Written exercise: Transcribe each line of the material as it is, and drop any picture.

Dataset content:

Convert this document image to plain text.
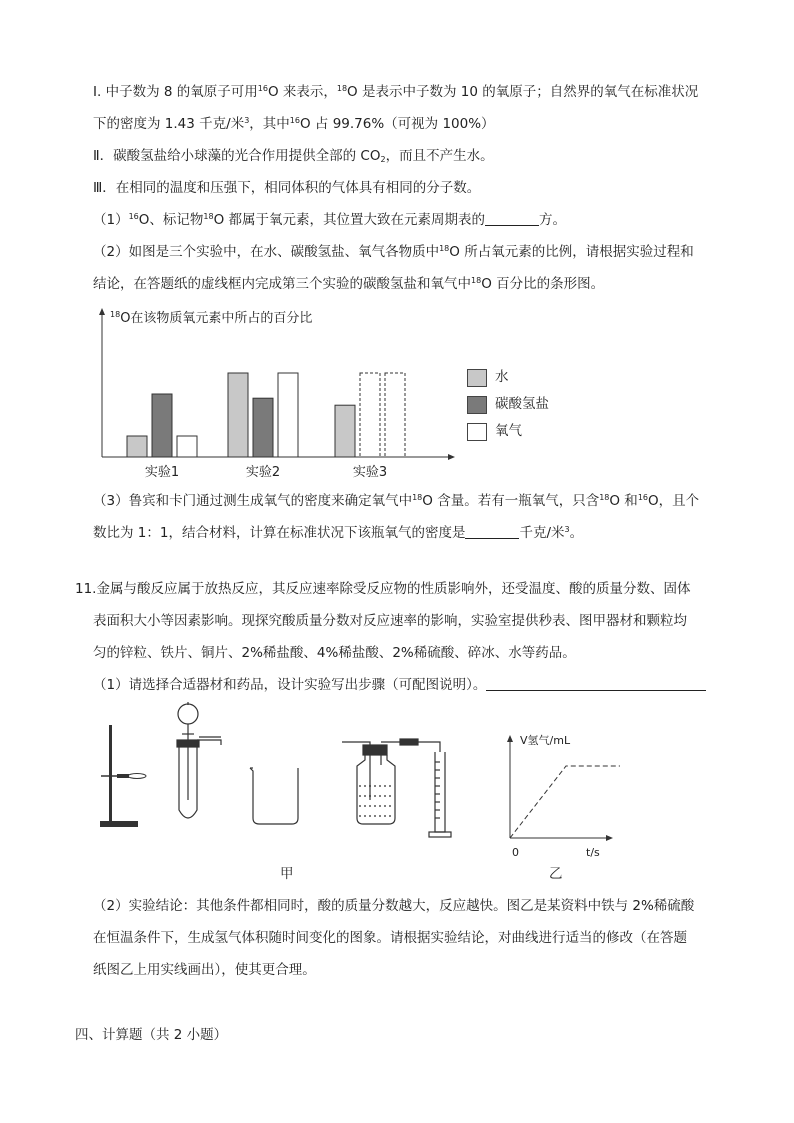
Ⅰ. 中子数为 8 的氧原子可用$^{16}$O 来表示，$^{18}$O 是表示中子数为 10 的氧原子；自然界的氧气在标准状况
下的密度为 1.43 千克/米$^3$，其中$^{16}$O 占 99.76%（可视为 100%）
Ⅱ．碳酸氢盐给小球藻的光合作用提供全部的 $CO_2$，而且不产生水。
Ⅲ．在相同的温度和压强下，相同体积的气体具有相同的分子数。
$(1)^{16}O$、标记物$^{18}$O 都属于氧元素，其位置大致在元素周期表的	方。
（2）如图是三个实验中，在水、碳酸氢盐、氧气各物质中$^{18}$O 所占氧元素的比例，请根据实验过程和
结论，在答题纸的虚线框内完成第三个实验的碳酸氢盐和氧气中$^{18}$O 百分比的条形图。
$^{18}$O在该物质氧元素中所占的百分比
实验1	实验2	实验3
水
碳酸氢盐
氧气
（3）鲁宾和卡门通过测生成氧气的密度来确定氧气中$^{18}$O 含量。若有一瓶氧气，只含$^{18}$O 和$^{16}$O，且个
数比为 1：1，结合材料，计算在标准状况下该瓶氧气的密度是	千克/米$^3$。
11.金属与酸反应属于放热反应，其反应速率除受反应物的性质影响外，还受温度、酸的质量分数、固体
表面积大小等因素影响。现探究酸质量分数对反应速率的影响，实验室提供秒表、图甲器材和颗粒均
匀的锌粒、铁片、铜片、2%稀盐酸、4%稀盐酸、2%稀硫酸、碎冰、水等药品。
（1）请选择合适器材和药品，设计实验写出步骤（可配图说明）。
V氢气/mL
0	t/s
甲	乙
（2）实验结论：其他条件都相同时，酸的质量分数越大，反应越快。图乙是某资料中铁与 2%稀硫酸
在恒温条件下，生成氢气体积随时间变化的图象。请根据实验结论，对曲线进行适当的修改（在答题
纸图乙上用实线画出），使其更合理。
四、计算题（共 2 小题）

Task answer:
Convert this document image to plain text.
Ⅰ. 中子数为 8 的氧原子可用$^{16}$O 来表示，$^{18}$O 是表示中子数为 10 的氧原子；自然界的氧气在标准状况
下的密度为 1.43 千克/米$^3$，其中$^{16}$O 占 99.76%（可视为 100%）
Ⅱ．碳酸氢盐给小球藻的光合作用提供全部的 $CO_2$，而且不产生水。
Ⅲ．在相同的温度和压强下，相同体积的气体具有相同的分子数。
$(1)^{16}O$、标记物$^{18}$O 都属于氧元素，其位置大致在元素周期表的	方。
（2）如图是三个实验中，在水、碳酸氢盐、氧气各物质中$^{18}$O 所占氧元素的比例，请根据实验过程和
结论，在答题纸的虚线框内完成第三个实验的碳酸氢盐和氧气中$^{18}$O 百分比的条形图。
$^{18}$O在该物质氧元素中所占的百分比
实验1	实验2	实验3
水
碳酸氢盐
氧气
（3）鲁宾和卡门通过测生成氧气的密度来确定氧气中$^{18}$O 含量。若有一瓶氧气，只含$^{18}$O 和$^{16}$O，且个
数比为 1：1，结合材料，计算在标准状况下该瓶氧气的密度是	千克/米$^3$。
11.金属与酸反应属于放热反应，其反应速率除受反应物的性质影响外，还受温度、酸的质量分数、固体
表面积大小等因素影响。现探究酸质量分数对反应速率的影响，实验室提供秒表、图甲器材和颗粒均
匀的锌粒、铁片、铜片、2%稀盐酸、4%稀盐酸、2%稀硫酸、碎冰、水等药品。
（1）请选择合适器材和药品，设计实验写出步骤（可配图说明）。
V氢气/mL
0	t/s
甲	乙
（2）实验结论：其他条件都相同时，酸的质量分数越大，反应越快。图乙是某资料中铁与 2%稀硫酸
在恒温条件下，生成氢气体积随时间变化的图象。请根据实验结论，对曲线进行适当的修改（在答题
纸图乙上用实线画出），使其更合理。
四、计算题（共 2 小题）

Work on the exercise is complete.